(Data drawn from a collection)
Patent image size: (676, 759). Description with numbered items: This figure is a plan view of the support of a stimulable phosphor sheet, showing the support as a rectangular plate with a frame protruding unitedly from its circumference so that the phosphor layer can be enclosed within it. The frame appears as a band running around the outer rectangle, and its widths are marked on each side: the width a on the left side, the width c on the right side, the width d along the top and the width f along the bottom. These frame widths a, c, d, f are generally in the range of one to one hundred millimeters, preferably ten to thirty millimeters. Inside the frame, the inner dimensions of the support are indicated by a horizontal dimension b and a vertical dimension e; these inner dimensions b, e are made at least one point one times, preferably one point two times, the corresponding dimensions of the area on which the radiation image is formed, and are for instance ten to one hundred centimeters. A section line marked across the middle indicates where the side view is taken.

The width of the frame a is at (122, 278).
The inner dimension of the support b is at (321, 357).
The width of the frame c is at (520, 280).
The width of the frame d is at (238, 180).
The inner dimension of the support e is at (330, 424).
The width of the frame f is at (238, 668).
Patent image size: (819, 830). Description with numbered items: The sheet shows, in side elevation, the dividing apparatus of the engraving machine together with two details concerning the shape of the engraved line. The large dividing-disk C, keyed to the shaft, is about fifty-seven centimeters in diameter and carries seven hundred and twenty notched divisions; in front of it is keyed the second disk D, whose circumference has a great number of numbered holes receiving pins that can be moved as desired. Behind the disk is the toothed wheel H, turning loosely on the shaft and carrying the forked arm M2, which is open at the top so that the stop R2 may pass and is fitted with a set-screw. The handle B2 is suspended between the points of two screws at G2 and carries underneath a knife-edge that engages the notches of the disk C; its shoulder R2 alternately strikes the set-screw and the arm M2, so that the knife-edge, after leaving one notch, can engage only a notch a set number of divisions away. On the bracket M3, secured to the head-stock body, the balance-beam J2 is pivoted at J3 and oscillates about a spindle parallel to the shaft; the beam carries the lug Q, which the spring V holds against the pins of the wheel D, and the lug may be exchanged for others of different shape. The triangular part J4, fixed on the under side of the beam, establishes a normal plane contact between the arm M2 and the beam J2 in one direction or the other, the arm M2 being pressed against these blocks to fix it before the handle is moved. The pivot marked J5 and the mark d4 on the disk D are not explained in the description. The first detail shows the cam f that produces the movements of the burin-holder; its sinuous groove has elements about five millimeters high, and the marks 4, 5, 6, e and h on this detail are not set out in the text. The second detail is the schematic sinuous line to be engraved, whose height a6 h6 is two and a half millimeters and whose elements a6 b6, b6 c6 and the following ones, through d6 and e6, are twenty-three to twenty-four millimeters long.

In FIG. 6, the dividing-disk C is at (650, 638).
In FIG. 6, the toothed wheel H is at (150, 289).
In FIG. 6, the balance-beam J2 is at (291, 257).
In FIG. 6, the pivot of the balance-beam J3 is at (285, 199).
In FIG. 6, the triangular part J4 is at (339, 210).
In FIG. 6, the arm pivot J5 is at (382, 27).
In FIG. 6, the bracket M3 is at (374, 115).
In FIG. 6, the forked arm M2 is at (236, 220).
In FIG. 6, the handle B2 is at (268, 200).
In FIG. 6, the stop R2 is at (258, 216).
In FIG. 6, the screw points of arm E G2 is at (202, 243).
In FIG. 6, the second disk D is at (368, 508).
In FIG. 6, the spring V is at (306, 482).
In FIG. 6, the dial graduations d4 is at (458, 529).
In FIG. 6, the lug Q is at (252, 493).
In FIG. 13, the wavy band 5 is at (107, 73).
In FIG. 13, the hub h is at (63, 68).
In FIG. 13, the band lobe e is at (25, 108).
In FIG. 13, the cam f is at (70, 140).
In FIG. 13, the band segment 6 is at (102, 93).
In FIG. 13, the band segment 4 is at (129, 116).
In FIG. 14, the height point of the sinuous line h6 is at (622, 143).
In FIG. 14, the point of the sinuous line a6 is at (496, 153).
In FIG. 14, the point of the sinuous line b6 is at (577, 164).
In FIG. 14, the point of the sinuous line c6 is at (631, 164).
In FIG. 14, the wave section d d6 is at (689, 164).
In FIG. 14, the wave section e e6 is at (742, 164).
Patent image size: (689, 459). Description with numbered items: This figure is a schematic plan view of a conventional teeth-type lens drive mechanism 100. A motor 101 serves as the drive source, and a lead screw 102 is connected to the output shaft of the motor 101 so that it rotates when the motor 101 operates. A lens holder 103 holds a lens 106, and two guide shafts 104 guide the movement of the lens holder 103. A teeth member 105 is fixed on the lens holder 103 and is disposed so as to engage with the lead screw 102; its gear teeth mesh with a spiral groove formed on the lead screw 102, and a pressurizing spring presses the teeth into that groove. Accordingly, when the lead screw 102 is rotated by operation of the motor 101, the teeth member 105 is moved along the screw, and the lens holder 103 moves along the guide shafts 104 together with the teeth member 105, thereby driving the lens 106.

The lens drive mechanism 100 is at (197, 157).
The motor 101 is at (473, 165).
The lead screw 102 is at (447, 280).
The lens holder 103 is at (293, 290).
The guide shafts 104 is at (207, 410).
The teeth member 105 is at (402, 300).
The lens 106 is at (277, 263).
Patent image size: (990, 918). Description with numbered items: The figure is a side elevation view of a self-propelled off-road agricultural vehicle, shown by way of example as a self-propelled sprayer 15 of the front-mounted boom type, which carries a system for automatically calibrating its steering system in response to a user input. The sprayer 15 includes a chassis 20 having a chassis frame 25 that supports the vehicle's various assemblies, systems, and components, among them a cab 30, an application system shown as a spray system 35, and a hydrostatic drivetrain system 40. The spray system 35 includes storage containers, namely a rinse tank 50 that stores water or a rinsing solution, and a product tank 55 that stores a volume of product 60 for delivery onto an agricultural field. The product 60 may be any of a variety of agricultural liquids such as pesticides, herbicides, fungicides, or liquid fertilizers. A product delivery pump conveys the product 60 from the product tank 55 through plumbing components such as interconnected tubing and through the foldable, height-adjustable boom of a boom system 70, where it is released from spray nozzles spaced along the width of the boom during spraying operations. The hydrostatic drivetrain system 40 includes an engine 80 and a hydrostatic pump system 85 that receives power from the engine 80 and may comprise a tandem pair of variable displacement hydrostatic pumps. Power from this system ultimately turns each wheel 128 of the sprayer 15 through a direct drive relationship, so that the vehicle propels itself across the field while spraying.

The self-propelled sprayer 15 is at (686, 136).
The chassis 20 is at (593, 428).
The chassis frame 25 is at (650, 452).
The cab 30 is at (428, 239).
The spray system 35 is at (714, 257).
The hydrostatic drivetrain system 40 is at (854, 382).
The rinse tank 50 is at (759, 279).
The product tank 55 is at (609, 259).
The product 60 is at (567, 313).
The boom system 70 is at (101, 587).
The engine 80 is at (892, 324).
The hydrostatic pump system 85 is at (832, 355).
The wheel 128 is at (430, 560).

Exercise aim: Rewrite all of the material above as a JSON list of strings with one string per line, leaving out the blank lines.

Answer below:
[
  "Patent image size: (676, 759). Description with numbered items: This figure is a plan view of the support of a stimulable phosphor sheet, showing the support as a rectangular plate with a frame protruding unitedly from its circumference so that the phosphor layer can be enclosed within it. The frame appears as a band running around the outer rectangle, and its widths are marked on each side: the width a on the left side, the width c on the right side, the width d along the top and the width f along the bottom. These frame widths a, c, d, f are generally in the range of one to one hundred millimeters, preferably ten to thirty millimeters. Inside the frame, the inner dimensions of the support are indicated by a horizontal dimension b and a vertical dimension e; these inner dimensions b, e are made at least one point one times, preferably one point two times, the corresponding dimensions of the area on which the radiation image is formed, and are for instance ten to one hundred centimeters. A section line marked across the middle indicates where the side view is taken.",
  "The width of the frame a is at (122, 278).",
  "The inner dimension of the support b is at (321, 357).",
  "The width of the frame c is at (520, 280).",
  "The width of the frame d is at (238, 180).",
  "The inner dimension of the support e is at (330, 424).",
  "The width of the frame f is at (238, 668).",
  "Patent image size: (819, 830). Description with numbered items: The sheet shows, in side elevation, the dividing apparatus of the engraving machine together with two details concerning the shape of the engraved line. The large dividing-disk C, keyed to the shaft, is about fifty-seven centimeters in diameter and carries seven hundred and twenty notched divisions; in front of it is keyed the second disk D, whose circumference has a great number of numbered holes receiving pins that can be moved as desired. Behind the disk is the toothed wheel H, turning loosely on the shaft and carrying the forked arm M2, which is open at the top so that the stop R2 may pass and is fitted with a set-screw. The handle B2 is suspended between the points of two screws at G2 and carries underneath a knife-edge that engages the notches of the disk C; its shoulder R2 alternately strikes the set-screw and the arm M2, so that the knife-edge, after leaving one notch, can engage only a notch a set number of divisions away. On the bracket M3, secured to the head-stock body, the balance-beam J2 is pivoted at J3 and oscillates about a spindle parallel to the shaft; the beam carries the lug Q, which the spring V holds against the pins of the wheel D, and the lug may be exchanged for others of different shape. The triangular part J4, fixed on the under side of the beam, establishes a normal plane contact between the arm M2 and the beam J2 in one direction or the other, the arm M2 being pressed against these blocks to fix it before the handle is moved. The pivot marked J5 and the mark d4 on the disk D are not explained in the description. The first detail shows the cam f that produces the movements of the burin-holder; its sinuous groove has elements about five millimeters high, and the marks 4, 5, 6, e and h on this detail are not set out in the text. The second detail is the schematic sinuous line to be engraved, whose height a6 h6 is two and a half millimeters and whose elements a6 b6, b6 c6 and the following ones, through d6 and e6, are twenty-three to twenty-four millimeters long.",
  "In FIG. 6, the dividing-disk C is at (650, 638).",
  "In FIG. 6, the toothed wheel H is at (150, 289).",
  "In FIG. 6, the balance-beam J2 is at (291, 257).",
  "In FIG. 6, the pivot of the balance-beam J3 is at (285, 199).",
  "In FIG. 6, the triangular part J4 is at (339, 210).",
  "In FIG. 6, the arm pivot J5 is at (382, 27).",
  "In FIG. 6, the bracket M3 is at (374, 115).",
  "In FIG. 6, the forked arm M2 is at (236, 220).",
  "In FIG. 6, the handle B2 is at (268, 200).",
  "In FIG. 6, the stop R2 is at (258, 216).",
  "In FIG. 6, the screw points of arm E G2 is at (202, 243).",
  "In FIG. 6, the second disk D is at (368, 508).",
  "In FIG. 6, the spring V is at (306, 482).",
  "In FIG. 6, the dial graduations d4 is at (458, 529).",
  "In FIG. 6, the lug Q is at (252, 493).",
  "In FIG. 13, the wavy band 5 is at (107, 73).",
  "In FIG. 13, the hub h is at (63, 68).",
  "In FIG. 13, the band lobe e is at (25, 108).",
  "In FIG. 13, the cam f is at (70, 140).",
  "In FIG. 13, the band segment 6 is at (102, 93).",
  "In FIG. 13, the band segment 4 is at (129, 116).",
  "In FIG. 14, the height point of the sinuous line h6 is at (622, 143).",
  "In FIG. 14, the point of the sinuous line a6 is at (496, 153).",
  "In FIG. 14, the point of the sinuous line b6 is at (577, 164).",
  "In FIG. 14, the point of the sinuous line c6 is at (631, 164).",
  "In FIG. 14, the wave section d d6 is at (689, 164).",
  "In FIG. 14, the wave section e e6 is at (742, 164).",
  "Patent image size: (689, 459). Description with numbered items: This figure is a schematic plan view of a conventional teeth-type lens drive mechanism 100. A motor 101 serves as the drive source, and a lead screw 102 is connected to the output shaft of the motor 101 so that it rotates when the motor 101 operates. A lens holder 103 holds a lens 106, and two guide shafts 104 guide the movement of the lens holder 103. A teeth member 105 is fixed on the lens holder 103 and is disposed so as to engage with the lead screw 102; its gear teeth mesh with a spiral groove formed on the lead screw 102, and a pressurizing spring presses the teeth into that groove. Accordingly, when the lead screw 102 is rotated by operation of the motor 101, the teeth member 105 is moved along the screw, and the lens holder 103 moves along the guide shafts 104 together with the teeth member 105, thereby driving the lens 106.",
  "The lens drive mechanism 100 is at (197, 157).",
  "The motor 101 is at (473, 165).",
  "The lead screw 102 is at (447, 280).",
  "The lens holder 103 is at (293, 290).",
  "The guide shafts 104 is at (207, 410).",
  "The teeth member 105 is at (402, 300).",
  "The lens 106 is at (277, 263).",
  "Patent image size: (990, 918). Description with numbered items: The figure is a side elevation view of a self-propelled off-road agricultural vehicle, shown by way of example as a self-propelled sprayer 15 of the front-mounted boom type, which carries a system for automatically calibrating its steering system in response to a user input. The sprayer 15 includes a chassis 20 having a chassis frame 25 that supports the vehicle's various assemblies, systems, and components, among them a cab 30, an application system shown as a spray system 35, and a hydrostatic drivetrain system 40. The spray system 35 includes storage containers, namely a rinse tank 50 that stores water or a rinsing solution, and a product tank 55 that stores a volume of product 60 for delivery onto an agricultural field. The product 60 may be any of a variety of agricultural liquids such as pesticides, herbicides, fungicides, or liquid fertilizers. A product delivery pump conveys the product 60 from the product tank 55 through plumbing components such as interconnected tubing and through the foldable, height-adjustable boom of a boom system 70, where it is released from spray nozzles spaced along the width of the boom during spraying operations. The hydrostatic drivetrain system 40 includes an engine 80 and a hydrostatic pump system 85 that receives power from the engine 80 and may comprise a tandem pair of variable displacement hydrostatic pumps. Power from this system ultimately turns each wheel 128 of the sprayer 15 through a direct drive relationship, so that the vehicle propels itself across the field while spraying.",
  "The self-propelled sprayer 15 is at (686, 136).",
  "The chassis 20 is at (593, 428).",
  "The chassis frame 25 is at (650, 452).",
  "The cab 30 is at (428, 239).",
  "The spray system 35 is at (714, 257).",
  "The hydrostatic drivetrain system 40 is at (854, 382).",
  "The rinse tank 50 is at (759, 279).",
  "The product tank 55 is at (609, 259).",
  "The product 60 is at (567, 313).",
  "The boom system 70 is at (101, 587).",
  "The engine 80 is at (892, 324).",
  "The hydrostatic pump system 85 is at (832, 355).",
  "The wheel 128 is at (430, 560)."
]